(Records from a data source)
+++++
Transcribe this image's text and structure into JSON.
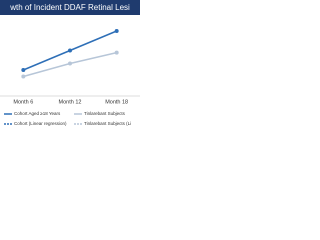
{
  "chart_data": {
    "type": "line",
    "title": "wth of Incident DDAF Retinal Lesi",
    "categories": [
      "Month 6",
      "Month 12",
      "Month 18"
    ],
    "series": [
      {
        "name": "Cohort Aged ≥18 Years",
        "color": "#2e6fb7",
        "values": [
          1.2,
          2.1,
          3.0
        ]
      },
      {
        "name": "Tinlarebant Subjects",
        "color": "#b7c6d8",
        "values": [
          0.9,
          1.5,
          2.0
        ]
      }
    ],
    "legend_extra": [
      "Cohort (Linear regression)",
      "Tinlarebant Subjects (Li"
    ],
    "ylim": [
      0,
      3.6
    ]
  }
}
+++++
## Task instructions
Make an exact copy of the whole listing, but don't bring over any pictures.

## Solution for this task
Transcribe this image's text and structure into JSON.
{
  "chart_data": {
    "type": "line",
    "title": "wth of Incident DDAF Retinal Lesi",
    "categories": [
      "Month 6",
      "Month 12",
      "Month 18"
    ],
    "series": [
      {
        "name": "Cohort Aged ≥18 Years",
        "color": "#2e6fb7",
        "values": [
          1.2,
          2.1,
          3.0
        ]
      },
      {
        "name": "Tinlarebant Subjects",
        "color": "#b7c6d8",
        "values": [
          0.9,
          1.5,
          2.0
        ]
      }
    ],
    "legend_extra": [
      "Cohort (Linear regression)",
      "Tinlarebant Subjects (Li"
    ],
    "ylim": [
      0,
      3.6
    ]
  }
}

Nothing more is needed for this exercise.